__EXERCISE PROMPT__
Wherever the string "JSON" appears, copy the whole line.

════════

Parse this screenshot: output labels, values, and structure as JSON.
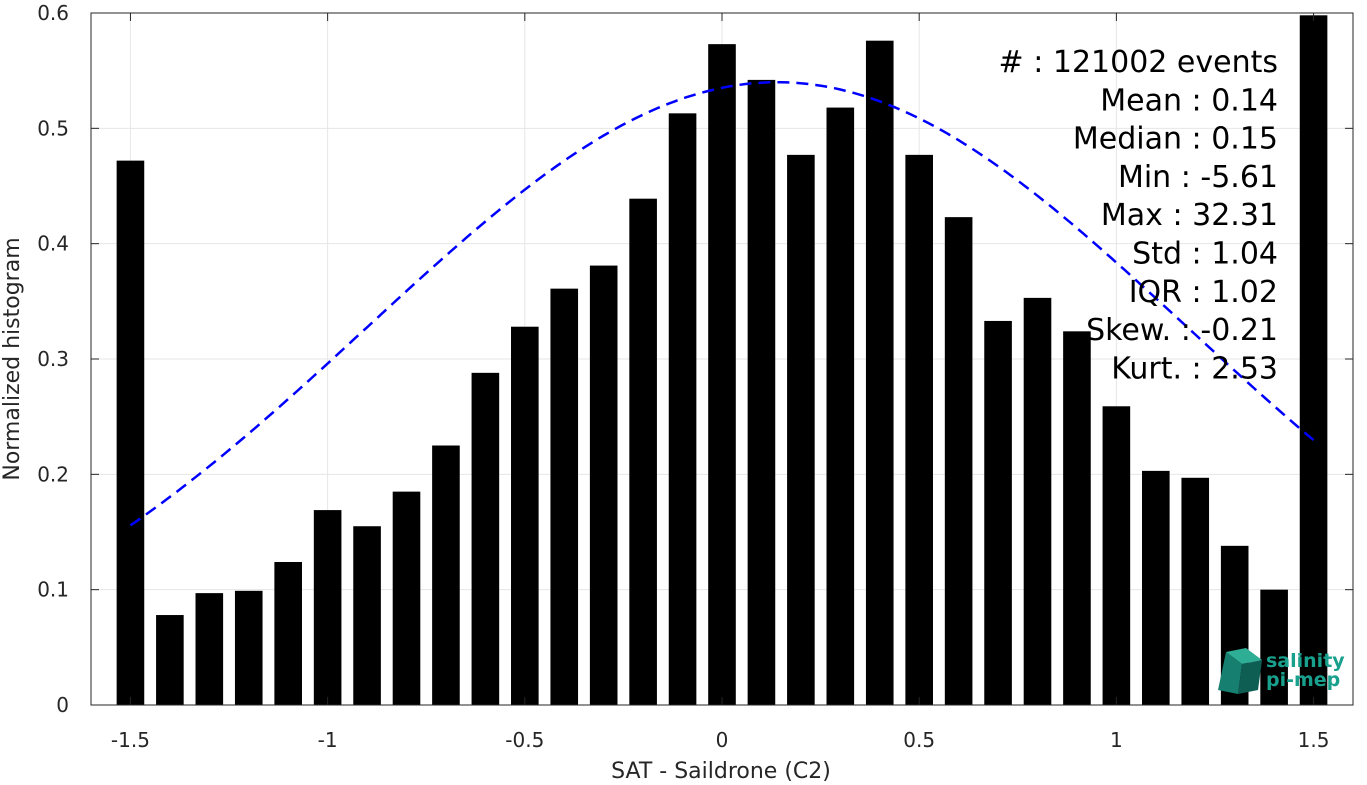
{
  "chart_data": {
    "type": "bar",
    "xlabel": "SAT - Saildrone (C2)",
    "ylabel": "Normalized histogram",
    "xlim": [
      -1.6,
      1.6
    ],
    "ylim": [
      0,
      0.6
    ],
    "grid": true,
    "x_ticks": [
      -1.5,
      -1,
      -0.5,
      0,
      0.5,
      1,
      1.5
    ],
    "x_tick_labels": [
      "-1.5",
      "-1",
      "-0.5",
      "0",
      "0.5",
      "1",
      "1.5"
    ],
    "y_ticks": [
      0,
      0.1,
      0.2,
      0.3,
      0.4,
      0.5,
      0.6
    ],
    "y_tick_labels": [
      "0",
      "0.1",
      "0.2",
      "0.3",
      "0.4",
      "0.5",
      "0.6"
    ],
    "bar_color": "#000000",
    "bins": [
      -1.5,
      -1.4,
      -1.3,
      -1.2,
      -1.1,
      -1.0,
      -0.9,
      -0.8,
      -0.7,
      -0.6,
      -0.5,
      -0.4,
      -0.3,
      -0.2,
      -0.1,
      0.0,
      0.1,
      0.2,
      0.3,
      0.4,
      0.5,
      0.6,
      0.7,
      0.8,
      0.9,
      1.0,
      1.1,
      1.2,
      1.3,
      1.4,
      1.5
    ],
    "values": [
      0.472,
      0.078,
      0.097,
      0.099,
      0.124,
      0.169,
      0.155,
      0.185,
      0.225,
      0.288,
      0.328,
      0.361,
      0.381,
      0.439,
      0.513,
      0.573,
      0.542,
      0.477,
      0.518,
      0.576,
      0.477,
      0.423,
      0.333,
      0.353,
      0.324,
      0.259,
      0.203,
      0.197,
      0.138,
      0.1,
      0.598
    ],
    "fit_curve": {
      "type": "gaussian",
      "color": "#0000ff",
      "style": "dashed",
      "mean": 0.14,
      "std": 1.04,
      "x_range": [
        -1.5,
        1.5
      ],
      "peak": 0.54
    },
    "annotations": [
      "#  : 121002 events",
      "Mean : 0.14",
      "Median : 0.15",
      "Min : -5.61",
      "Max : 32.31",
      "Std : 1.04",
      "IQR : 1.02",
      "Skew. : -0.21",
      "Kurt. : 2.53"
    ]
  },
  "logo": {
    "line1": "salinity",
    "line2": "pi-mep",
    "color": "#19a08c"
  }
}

════════

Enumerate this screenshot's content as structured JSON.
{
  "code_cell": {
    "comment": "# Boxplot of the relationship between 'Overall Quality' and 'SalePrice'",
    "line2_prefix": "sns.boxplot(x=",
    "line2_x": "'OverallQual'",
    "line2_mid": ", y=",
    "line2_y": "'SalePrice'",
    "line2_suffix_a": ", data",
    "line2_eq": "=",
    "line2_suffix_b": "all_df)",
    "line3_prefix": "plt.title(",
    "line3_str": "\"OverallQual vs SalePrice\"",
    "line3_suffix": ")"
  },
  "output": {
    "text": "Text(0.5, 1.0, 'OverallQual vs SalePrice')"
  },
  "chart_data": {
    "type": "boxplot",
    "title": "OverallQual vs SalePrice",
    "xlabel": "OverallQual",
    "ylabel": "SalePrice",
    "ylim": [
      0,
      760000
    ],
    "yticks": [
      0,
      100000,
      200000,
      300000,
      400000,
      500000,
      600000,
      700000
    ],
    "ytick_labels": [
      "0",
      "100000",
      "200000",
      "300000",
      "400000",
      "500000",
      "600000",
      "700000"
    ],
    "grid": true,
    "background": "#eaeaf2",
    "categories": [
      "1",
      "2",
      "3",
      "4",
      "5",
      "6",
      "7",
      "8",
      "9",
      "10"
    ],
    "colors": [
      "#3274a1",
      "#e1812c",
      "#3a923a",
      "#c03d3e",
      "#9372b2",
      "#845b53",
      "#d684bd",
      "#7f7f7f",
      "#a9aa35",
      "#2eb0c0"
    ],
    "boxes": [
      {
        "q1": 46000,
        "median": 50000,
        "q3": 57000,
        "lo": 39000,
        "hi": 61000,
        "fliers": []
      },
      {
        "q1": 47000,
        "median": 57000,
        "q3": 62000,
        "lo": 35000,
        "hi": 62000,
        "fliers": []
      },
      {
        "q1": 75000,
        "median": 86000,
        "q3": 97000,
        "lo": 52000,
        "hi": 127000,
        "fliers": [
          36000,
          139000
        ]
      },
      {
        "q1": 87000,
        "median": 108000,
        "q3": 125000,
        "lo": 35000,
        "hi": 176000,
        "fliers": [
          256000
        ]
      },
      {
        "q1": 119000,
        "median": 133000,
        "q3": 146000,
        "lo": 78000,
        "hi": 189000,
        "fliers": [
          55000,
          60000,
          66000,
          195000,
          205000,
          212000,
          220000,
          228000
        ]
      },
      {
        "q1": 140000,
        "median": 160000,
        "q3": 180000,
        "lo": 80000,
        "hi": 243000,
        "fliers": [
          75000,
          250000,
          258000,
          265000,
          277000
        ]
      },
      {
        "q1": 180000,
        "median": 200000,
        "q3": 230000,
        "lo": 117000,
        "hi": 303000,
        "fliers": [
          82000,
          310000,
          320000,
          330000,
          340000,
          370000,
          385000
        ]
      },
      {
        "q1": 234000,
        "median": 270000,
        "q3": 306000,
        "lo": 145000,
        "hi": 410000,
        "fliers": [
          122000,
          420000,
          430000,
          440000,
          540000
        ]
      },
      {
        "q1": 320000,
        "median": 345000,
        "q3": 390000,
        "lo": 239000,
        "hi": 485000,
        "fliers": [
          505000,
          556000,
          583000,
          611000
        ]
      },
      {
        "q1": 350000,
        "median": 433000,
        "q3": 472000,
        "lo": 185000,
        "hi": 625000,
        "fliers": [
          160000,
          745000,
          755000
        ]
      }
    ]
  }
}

════════

__ANSWER TO THIS PROBLEM__
Parse this screenshot: output labels, values, and structure as JSON.
Enumerate this screenshot's content as structured JSON.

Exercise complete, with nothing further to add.